**What the task asks**
All of the entries need to be written out again, exactly as they are.

━━━━━ Information given

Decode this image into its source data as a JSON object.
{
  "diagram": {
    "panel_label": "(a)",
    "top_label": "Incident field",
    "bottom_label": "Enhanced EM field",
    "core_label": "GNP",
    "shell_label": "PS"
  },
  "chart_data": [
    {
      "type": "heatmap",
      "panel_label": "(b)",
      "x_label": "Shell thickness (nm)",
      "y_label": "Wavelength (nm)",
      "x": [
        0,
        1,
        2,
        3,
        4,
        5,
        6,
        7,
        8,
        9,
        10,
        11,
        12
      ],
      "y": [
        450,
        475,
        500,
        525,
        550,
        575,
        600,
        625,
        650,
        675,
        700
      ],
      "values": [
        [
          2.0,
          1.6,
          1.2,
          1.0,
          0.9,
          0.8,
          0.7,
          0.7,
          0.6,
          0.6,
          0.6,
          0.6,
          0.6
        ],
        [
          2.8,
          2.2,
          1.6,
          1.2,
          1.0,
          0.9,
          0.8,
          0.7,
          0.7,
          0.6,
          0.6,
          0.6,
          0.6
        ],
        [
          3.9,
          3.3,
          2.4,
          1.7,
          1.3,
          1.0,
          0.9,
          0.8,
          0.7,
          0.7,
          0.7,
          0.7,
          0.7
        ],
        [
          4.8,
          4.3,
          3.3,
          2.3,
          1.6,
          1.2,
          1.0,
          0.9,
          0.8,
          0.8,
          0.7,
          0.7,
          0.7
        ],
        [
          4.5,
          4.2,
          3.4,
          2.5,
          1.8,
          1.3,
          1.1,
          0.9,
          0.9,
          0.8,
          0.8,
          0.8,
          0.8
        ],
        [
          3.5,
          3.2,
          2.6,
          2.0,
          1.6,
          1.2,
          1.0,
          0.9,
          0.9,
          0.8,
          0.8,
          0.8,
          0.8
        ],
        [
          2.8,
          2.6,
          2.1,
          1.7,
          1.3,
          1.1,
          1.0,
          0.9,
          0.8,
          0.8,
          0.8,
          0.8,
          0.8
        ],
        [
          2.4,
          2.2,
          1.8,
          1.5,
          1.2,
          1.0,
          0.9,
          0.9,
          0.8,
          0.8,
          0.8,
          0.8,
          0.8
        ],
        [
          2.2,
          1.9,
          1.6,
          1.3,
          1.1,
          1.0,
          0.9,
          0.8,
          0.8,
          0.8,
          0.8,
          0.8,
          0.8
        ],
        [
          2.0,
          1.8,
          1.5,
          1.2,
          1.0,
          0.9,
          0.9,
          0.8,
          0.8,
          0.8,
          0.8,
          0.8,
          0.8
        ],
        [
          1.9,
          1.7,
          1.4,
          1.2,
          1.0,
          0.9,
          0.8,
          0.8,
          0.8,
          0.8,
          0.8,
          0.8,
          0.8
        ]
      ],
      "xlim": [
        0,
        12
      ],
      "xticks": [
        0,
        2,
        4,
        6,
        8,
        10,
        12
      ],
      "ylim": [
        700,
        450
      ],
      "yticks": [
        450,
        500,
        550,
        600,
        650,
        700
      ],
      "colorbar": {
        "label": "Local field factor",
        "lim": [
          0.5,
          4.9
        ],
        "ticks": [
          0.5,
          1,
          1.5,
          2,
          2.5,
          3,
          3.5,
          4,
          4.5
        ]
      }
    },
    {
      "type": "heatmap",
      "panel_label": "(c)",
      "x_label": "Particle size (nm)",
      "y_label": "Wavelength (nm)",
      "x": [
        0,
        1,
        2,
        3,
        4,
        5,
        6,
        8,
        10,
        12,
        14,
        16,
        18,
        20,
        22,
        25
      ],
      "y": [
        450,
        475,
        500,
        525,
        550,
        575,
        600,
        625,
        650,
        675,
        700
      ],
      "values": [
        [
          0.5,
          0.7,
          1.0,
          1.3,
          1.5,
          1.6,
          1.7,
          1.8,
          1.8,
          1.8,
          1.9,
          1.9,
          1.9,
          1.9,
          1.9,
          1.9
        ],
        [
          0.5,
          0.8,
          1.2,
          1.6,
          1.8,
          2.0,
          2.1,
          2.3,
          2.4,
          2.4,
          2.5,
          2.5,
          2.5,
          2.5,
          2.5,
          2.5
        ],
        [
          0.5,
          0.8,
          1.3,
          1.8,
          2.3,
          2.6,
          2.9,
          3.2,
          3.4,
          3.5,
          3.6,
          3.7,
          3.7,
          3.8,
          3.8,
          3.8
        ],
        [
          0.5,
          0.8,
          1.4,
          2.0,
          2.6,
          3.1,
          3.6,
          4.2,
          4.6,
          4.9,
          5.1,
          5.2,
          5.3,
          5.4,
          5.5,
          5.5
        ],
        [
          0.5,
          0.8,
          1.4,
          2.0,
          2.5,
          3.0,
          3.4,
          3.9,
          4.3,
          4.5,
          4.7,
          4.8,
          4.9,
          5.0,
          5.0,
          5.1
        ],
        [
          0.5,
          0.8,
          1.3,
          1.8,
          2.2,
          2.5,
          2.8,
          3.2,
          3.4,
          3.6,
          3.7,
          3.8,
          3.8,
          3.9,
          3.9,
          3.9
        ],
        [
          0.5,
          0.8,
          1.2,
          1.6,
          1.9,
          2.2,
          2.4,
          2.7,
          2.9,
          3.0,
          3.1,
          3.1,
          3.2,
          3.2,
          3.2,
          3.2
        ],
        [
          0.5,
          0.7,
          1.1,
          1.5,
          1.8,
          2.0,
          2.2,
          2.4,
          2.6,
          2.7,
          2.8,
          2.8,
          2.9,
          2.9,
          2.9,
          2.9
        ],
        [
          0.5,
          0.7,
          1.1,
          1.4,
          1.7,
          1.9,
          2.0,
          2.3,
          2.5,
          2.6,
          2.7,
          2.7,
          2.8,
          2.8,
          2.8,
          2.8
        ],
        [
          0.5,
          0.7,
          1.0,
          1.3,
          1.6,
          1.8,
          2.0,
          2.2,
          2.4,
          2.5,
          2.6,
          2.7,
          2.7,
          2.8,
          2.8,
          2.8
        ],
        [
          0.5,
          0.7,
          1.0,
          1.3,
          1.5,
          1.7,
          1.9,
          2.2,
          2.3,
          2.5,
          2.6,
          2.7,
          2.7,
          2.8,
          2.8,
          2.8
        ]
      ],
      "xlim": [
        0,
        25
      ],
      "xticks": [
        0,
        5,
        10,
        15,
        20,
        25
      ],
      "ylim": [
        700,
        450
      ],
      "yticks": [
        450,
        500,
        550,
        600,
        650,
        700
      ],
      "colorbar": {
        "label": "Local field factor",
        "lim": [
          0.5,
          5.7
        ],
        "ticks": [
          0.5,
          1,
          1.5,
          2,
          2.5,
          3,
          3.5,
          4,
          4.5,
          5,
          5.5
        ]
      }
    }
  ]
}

━━━━━━━━━━

**Reply**
Decode this image into its source data as a JSON object.
{
  "diagram": {
    "panel_label": "(a)",
    "top_label": "Incident field",
    "bottom_label": "Enhanced EM field",
    "core_label": "GNP",
    "shell_label": "PS"
  },
  "chart_data": [
    {
      "type": "heatmap",
      "panel_label": "(b)",
      "x_label": "Shell thickness (nm)",
      "y_label": "Wavelength (nm)",
      "x": [
        0,
        1,
        2,
        3,
        4,
        5,
        6,
        7,
        8,
        9,
        10,
        11,
        12
      ],
      "y": [
        450,
        475,
        500,
        525,
        550,
        575,
        600,
        625,
        650,
        675,
        700
      ],
      "values": [
        [
          2.0,
          1.6,
          1.2,
          1.0,
          0.9,
          0.8,
          0.7,
          0.7,
          0.6,
          0.6,
          0.6,
          0.6,
          0.6
        ],
        [
          2.8,
          2.2,
          1.6,
          1.2,
          1.0,
          0.9,
          0.8,
          0.7,
          0.7,
          0.6,
          0.6,
          0.6,
          0.6
        ],
        [
          3.9,
          3.3,
          2.4,
          1.7,
          1.3,
          1.0,
          0.9,
          0.8,
          0.7,
          0.7,
          0.7,
          0.7,
          0.7
        ],
        [
          4.8,
          4.3,
          3.3,
          2.3,
          1.6,
          1.2,
          1.0,
          0.9,
          0.8,
          0.8,
          0.7,
          0.7,
          0.7
        ],
        [
          4.5,
          4.2,
          3.4,
          2.5,
          1.8,
          1.3,
          1.1,
          0.9,
          0.9,
          0.8,
          0.8,
          0.8,
          0.8
        ],
        [
          3.5,
          3.2,
          2.6,
          2.0,
          1.6,
          1.2,
          1.0,
          0.9,
          0.9,
          0.8,
          0.8,
          0.8,
          0.8
        ],
        [
          2.8,
          2.6,
          2.1,
          1.7,
          1.3,
          1.1,
          1.0,
          0.9,
          0.8,
          0.8,
          0.8,
          0.8,
          0.8
        ],
        [
          2.4,
          2.2,
          1.8,
          1.5,
          1.2,
          1.0,
          0.9,
          0.9,
          0.8,
          0.8,
          0.8,
          0.8,
          0.8
        ],
        [
          2.2,
          1.9,
          1.6,
          1.3,
          1.1,
          1.0,
          0.9,
          0.8,
          0.8,
          0.8,
          0.8,
          0.8,
          0.8
        ],
        [
          2.0,
          1.8,
          1.5,
          1.2,
          1.0,
          0.9,
          0.9,
          0.8,
          0.8,
          0.8,
          0.8,
          0.8,
          0.8
        ],
        [
          1.9,
          1.7,
          1.4,
          1.2,
          1.0,
          0.9,
          0.8,
          0.8,
          0.8,
          0.8,
          0.8,
          0.8,
          0.8
        ]
      ],
      "xlim": [
        0,
        12
      ],
      "xticks": [
        0,
        2,
        4,
        6,
        8,
        10,
        12
      ],
      "ylim": [
        700,
        450
      ],
      "yticks": [
        450,
        500,
        550,
        600,
        650,
        700
      ],
      "colorbar": {
        "label": "Local field factor",
        "lim": [
          0.5,
          4.9
        ],
        "ticks": [
          0.5,
          1,
          1.5,
          2,
          2.5,
          3,
          3.5,
          4,
          4.5
        ]
      }
    },
    {
      "type": "heatmap",
      "panel_label": "(c)",
      "x_label": "Particle size (nm)",
      "y_label": "Wavelength (nm)",
      "x": [
        0,
        1,
        2,
        3,
        4,
        5,
        6,
        8,
        10,
        12,
        14,
        16,
        18,
        20,
        22,
        25
      ],
      "y": [
        450,
        475,
        500,
        525,
        550,
        575,
        600,
        625,
        650,
        675,
        700
      ],
      "values": [
        [
          0.5,
          0.7,
          1.0,
          1.3,
          1.5,
          1.6,
          1.7,
          1.8,
          1.8,
          1.8,
          1.9,
          1.9,
          1.9,
          1.9,
          1.9,
          1.9
        ],
        [
          0.5,
          0.8,
          1.2,
          1.6,
          1.8,
          2.0,
          2.1,
          2.3,
          2.4,
          2.4,
          2.5,
          2.5,
          2.5,
          2.5,
          2.5,
          2.5
        ],
        [
          0.5,
          0.8,
          1.3,
          1.8,
          2.3,
          2.6,
          2.9,
          3.2,
          3.4,
          3.5,
          3.6,
          3.7,
          3.7,
          3.8,
          3.8,
          3.8
        ],
        [
          0.5,
          0.8,
          1.4,
          2.0,
          2.6,
          3.1,
          3.6,
          4.2,
          4.6,
          4.9,
          5.1,
          5.2,
          5.3,
          5.4,
          5.5,
          5.5
        ],
        [
          0.5,
          0.8,
          1.4,
          2.0,
          2.5,
          3.0,
          3.4,
          3.9,
          4.3,
          4.5,
          4.7,
          4.8,
          4.9,
          5.0,
          5.0,
          5.1
        ],
        [
          0.5,
          0.8,
          1.3,
          1.8,
          2.2,
          2.5,
          2.8,
          3.2,
          3.4,
          3.6,
          3.7,
          3.8,
          3.8,
          3.9,
          3.9,
          3.9
        ],
        [
          0.5,
          0.8,
          1.2,
          1.6,
          1.9,
          2.2,
          2.4,
          2.7,
          2.9,
          3.0,
          3.1,
          3.1,
          3.2,
          3.2,
          3.2,
          3.2
        ],
        [
          0.5,
          0.7,
          1.1,
          1.5,
          1.8,
          2.0,
          2.2,
          2.4,
          2.6,
          2.7,
          2.8,
          2.8,
          2.9,
          2.9,
          2.9,
          2.9
        ],
        [
          0.5,
          0.7,
          1.1,
          1.4,
          1.7,
          1.9,
          2.0,
          2.3,
          2.5,
          2.6,
          2.7,
          2.7,
          2.8,
          2.8,
          2.8,
          2.8
        ],
        [
          0.5,
          0.7,
          1.0,
          1.3,
          1.6,
          1.8,
          2.0,
          2.2,
          2.4,
          2.5,
          2.6,
          2.7,
          2.7,
          2.8,
          2.8,
          2.8
        ],
        [
          0.5,
          0.7,
          1.0,
          1.3,
          1.5,
          1.7,
          1.9,
          2.2,
          2.3,
          2.5,
          2.6,
          2.7,
          2.7,
          2.8,
          2.8,
          2.8
        ]
      ],
      "xlim": [
        0,
        25
      ],
      "xticks": [
        0,
        5,
        10,
        15,
        20,
        25
      ],
      "ylim": [
        700,
        450
      ],
      "yticks": [
        450,
        500,
        550,
        600,
        650,
        700
      ],
      "colorbar": {
        "label": "Local field factor",
        "lim": [
          0.5,
          5.7
        ],
        "ticks": [
          0.5,
          1,
          1.5,
          2,
          2.5,
          3,
          3.5,
          4,
          4.5,
          5,
          5.5
        ]
      }
    }
  ]
}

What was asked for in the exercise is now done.